STATED PROBLEM - Set every record down verbatim and omit the pictures.

ENTRIES PROVIDED -
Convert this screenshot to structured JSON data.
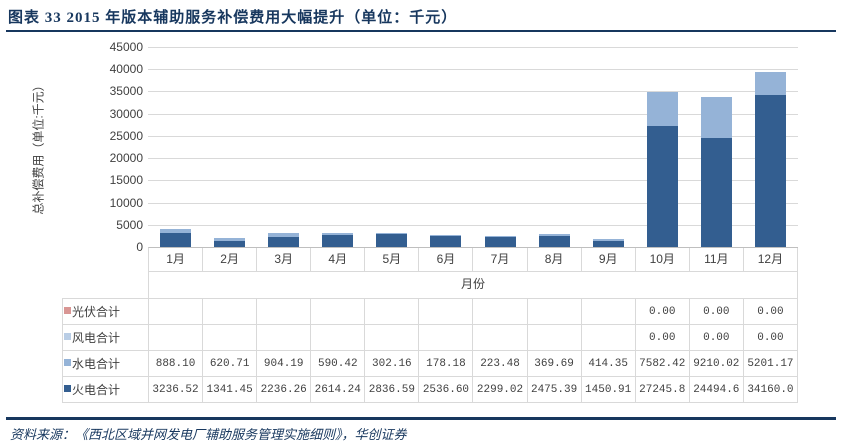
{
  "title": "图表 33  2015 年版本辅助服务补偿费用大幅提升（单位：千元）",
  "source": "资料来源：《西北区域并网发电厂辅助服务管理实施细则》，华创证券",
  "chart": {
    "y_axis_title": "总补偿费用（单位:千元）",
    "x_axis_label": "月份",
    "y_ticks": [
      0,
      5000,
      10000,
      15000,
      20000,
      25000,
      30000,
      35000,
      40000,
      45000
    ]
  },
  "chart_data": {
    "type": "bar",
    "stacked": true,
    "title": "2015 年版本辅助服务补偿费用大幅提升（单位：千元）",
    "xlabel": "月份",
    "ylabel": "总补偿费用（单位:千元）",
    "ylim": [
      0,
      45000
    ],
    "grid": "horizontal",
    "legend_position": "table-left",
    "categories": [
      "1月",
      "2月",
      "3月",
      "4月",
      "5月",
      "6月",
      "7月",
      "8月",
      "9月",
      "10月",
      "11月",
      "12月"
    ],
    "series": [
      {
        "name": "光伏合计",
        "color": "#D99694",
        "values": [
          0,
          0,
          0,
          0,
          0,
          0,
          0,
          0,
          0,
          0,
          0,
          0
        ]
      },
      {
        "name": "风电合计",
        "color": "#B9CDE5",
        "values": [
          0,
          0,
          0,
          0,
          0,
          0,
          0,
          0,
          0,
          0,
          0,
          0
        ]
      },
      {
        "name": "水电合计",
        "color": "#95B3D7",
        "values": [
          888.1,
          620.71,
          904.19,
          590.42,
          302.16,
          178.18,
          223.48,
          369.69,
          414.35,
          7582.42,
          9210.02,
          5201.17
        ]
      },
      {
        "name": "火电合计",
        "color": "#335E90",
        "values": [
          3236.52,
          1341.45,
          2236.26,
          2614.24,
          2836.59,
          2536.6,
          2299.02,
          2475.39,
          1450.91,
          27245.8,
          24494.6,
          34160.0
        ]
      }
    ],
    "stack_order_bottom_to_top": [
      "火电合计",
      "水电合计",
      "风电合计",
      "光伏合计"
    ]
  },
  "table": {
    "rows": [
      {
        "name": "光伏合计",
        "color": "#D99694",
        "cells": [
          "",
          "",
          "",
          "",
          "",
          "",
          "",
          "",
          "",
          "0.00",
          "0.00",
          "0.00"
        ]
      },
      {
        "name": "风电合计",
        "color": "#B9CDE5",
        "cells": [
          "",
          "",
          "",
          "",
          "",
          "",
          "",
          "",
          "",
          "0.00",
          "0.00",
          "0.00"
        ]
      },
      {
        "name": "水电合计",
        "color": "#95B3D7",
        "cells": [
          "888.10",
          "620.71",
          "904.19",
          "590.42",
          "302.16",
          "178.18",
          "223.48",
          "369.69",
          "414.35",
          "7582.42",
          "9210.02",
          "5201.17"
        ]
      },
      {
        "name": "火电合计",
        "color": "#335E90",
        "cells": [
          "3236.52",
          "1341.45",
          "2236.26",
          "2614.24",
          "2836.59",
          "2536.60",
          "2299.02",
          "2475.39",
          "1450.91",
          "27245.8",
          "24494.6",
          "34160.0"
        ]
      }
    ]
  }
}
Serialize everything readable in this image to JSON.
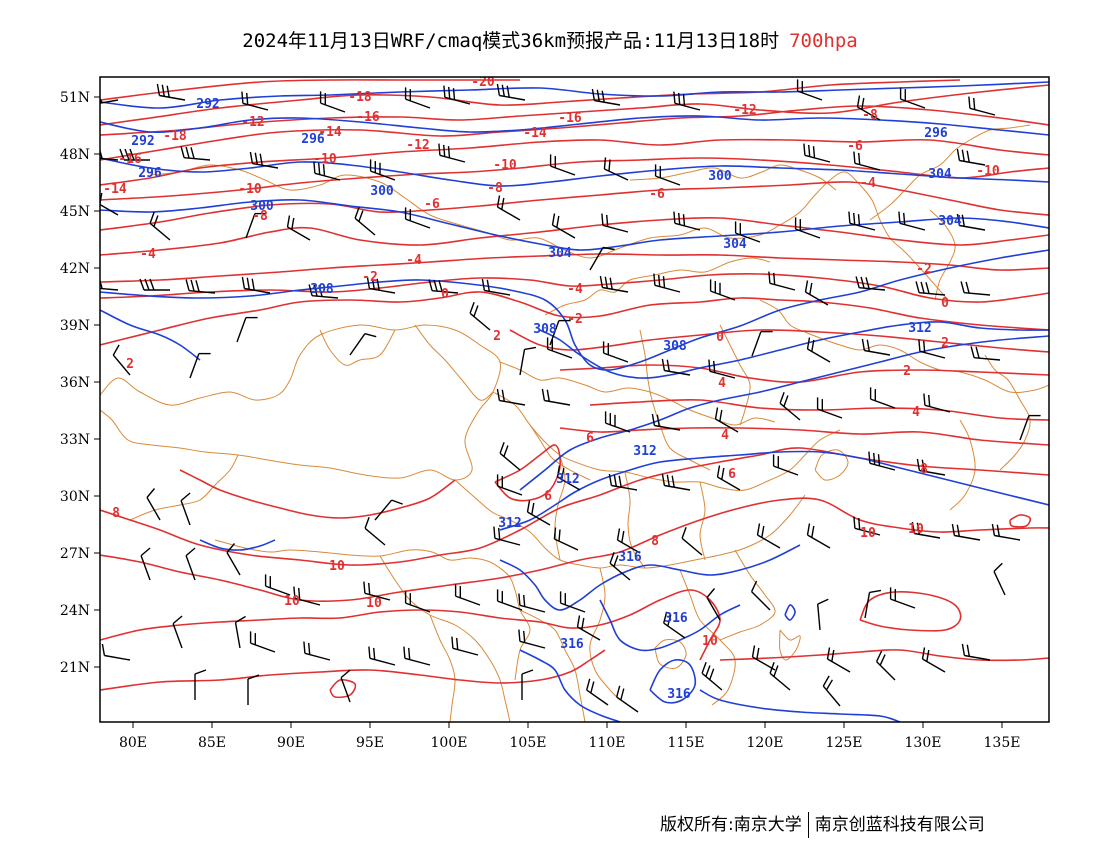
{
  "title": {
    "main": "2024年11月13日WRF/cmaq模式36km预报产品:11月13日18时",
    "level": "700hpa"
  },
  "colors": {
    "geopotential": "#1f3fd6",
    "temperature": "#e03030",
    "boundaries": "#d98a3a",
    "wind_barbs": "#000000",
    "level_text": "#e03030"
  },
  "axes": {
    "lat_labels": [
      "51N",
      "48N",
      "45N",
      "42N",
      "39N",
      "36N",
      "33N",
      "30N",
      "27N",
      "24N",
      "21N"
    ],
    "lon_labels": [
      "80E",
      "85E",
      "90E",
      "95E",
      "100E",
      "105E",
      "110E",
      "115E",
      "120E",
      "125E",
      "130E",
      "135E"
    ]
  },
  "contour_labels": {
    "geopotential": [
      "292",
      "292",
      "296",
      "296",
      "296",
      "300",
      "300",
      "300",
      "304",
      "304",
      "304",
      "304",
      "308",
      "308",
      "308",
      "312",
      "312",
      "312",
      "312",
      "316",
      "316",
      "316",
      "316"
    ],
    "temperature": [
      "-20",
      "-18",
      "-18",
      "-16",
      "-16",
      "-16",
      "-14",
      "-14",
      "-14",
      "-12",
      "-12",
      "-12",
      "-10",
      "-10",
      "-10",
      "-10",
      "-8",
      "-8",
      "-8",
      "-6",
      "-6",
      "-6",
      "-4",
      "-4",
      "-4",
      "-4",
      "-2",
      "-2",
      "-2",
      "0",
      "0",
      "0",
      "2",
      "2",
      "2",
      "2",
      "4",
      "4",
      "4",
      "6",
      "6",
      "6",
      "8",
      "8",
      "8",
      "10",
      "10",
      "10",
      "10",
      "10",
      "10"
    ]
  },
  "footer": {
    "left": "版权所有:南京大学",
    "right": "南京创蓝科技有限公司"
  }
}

EXERCISE SOLUTION -
Convert this screenshot to structured JSON data.
{
  "title": "图表 33  2015 年版本辅助服务补偿费用大幅提升（单位：千元）",
  "source": "资料来源：《西北区域并网发电厂辅助服务管理实施细则》，华创证券",
  "chart": {
    "y_axis_title": "总补偿费用（单位:千元）",
    "x_axis_label": "月份",
    "y_ticks": [
      0,
      5000,
      10000,
      15000,
      20000,
      25000,
      30000,
      35000,
      40000,
      45000
    ]
  },
  "chart_data": {
    "type": "bar",
    "stacked": true,
    "title": "2015 年版本辅助服务补偿费用大幅提升（单位：千元）",
    "xlabel": "月份",
    "ylabel": "总补偿费用（单位:千元）",
    "ylim": [
      0,
      45000
    ],
    "grid": "horizontal",
    "legend_position": "table-left",
    "categories": [
      "1月",
      "2月",
      "3月",
      "4月",
      "5月",
      "6月",
      "7月",
      "8月",
      "9月",
      "10月",
      "11月",
      "12月"
    ],
    "series": [
      {
        "name": "光伏合计",
        "color": "#D99694",
        "values": [
          0,
          0,
          0,
          0,
          0,
          0,
          0,
          0,
          0,
          0,
          0,
          0
        ]
      },
      {
        "name": "风电合计",
        "color": "#B9CDE5",
        "values": [
          0,
          0,
          0,
          0,
          0,
          0,
          0,
          0,
          0,
          0,
          0,
          0
        ]
      },
      {
        "name": "水电合计",
        "color": "#95B3D7",
        "values": [
          888.1,
          620.71,
          904.19,
          590.42,
          302.16,
          178.18,
          223.48,
          369.69,
          414.35,
          7582.42,
          9210.02,
          5201.17
        ]
      },
      {
        "name": "火电合计",
        "color": "#335E90",
        "values": [
          3236.52,
          1341.45,
          2236.26,
          2614.24,
          2836.59,
          2536.6,
          2299.02,
          2475.39,
          1450.91,
          27245.8,
          24494.6,
          34160.0
        ]
      }
    ],
    "stack_order_bottom_to_top": [
      "火电合计",
      "水电合计",
      "风电合计",
      "光伏合计"
    ]
  },
  "table": {
    "rows": [
      {
        "name": "光伏合计",
        "color": "#D99694",
        "cells": [
          "",
          "",
          "",
          "",
          "",
          "",
          "",
          "",
          "",
          "0.00",
          "0.00",
          "0.00"
        ]
      },
      {
        "name": "风电合计",
        "color": "#B9CDE5",
        "cells": [
          "",
          "",
          "",
          "",
          "",
          "",
          "",
          "",
          "",
          "0.00",
          "0.00",
          "0.00"
        ]
      },
      {
        "name": "水电合计",
        "color": "#95B3D7",
        "cells": [
          "888.10",
          "620.71",
          "904.19",
          "590.42",
          "302.16",
          "178.18",
          "223.48",
          "369.69",
          "414.35",
          "7582.42",
          "9210.02",
          "5201.17"
        ]
      },
      {
        "name": "火电合计",
        "color": "#335E90",
        "cells": [
          "3236.52",
          "1341.45",
          "2236.26",
          "2614.24",
          "2836.59",
          "2536.60",
          "2299.02",
          "2475.39",
          "1450.91",
          "27245.8",
          "24494.6",
          "34160.0"
        ]
      }
    ]
  }
}
Serialize everything readable in this image to JSON.
{
  "title": {
    "main": "2024年11月13日WRF/cmaq模式36km预报产品:11月13日18时",
    "level": "700hpa"
  },
  "colors": {
    "geopotential": "#1f3fd6",
    "temperature": "#e03030",
    "boundaries": "#d98a3a",
    "wind_barbs": "#000000",
    "level_text": "#e03030"
  },
  "axes": {
    "lat_labels": [
      "51N",
      "48N",
      "45N",
      "42N",
      "39N",
      "36N",
      "33N",
      "30N",
      "27N",
      "24N",
      "21N"
    ],
    "lon_labels": [
      "80E",
      "85E",
      "90E",
      "95E",
      "100E",
      "105E",
      "110E",
      "115E",
      "120E",
      "125E",
      "130E",
      "135E"
    ]
  },
  "contour_labels": {
    "geopotential": [
      "292",
      "292",
      "296",
      "296",
      "296",
      "300",
      "300",
      "300",
      "304",
      "304",
      "304",
      "304",
      "308",
      "308",
      "308",
      "312",
      "312",
      "312",
      "312",
      "316",
      "316",
      "316",
      "316"
    ],
    "temperature": [
      "-20",
      "-18",
      "-18",
      "-16",
      "-16",
      "-16",
      "-14",
      "-14",
      "-14",
      "-12",
      "-12",
      "-12",
      "-10",
      "-10",
      "-10",
      "-10",
      "-8",
      "-8",
      "-8",
      "-6",
      "-6",
      "-6",
      "-4",
      "-4",
      "-4",
      "-4",
      "-2",
      "-2",
      "-2",
      "0",
      "0",
      "0",
      "2",
      "2",
      "2",
      "2",
      "4",
      "4",
      "4",
      "6",
      "6",
      "6",
      "8",
      "8",
      "8",
      "10",
      "10",
      "10",
      "10",
      "10",
      "10"
    ]
  },
  "footer": {
    "left": "版权所有:南京大学",
    "right": "南京创蓝科技有限公司"
  }
}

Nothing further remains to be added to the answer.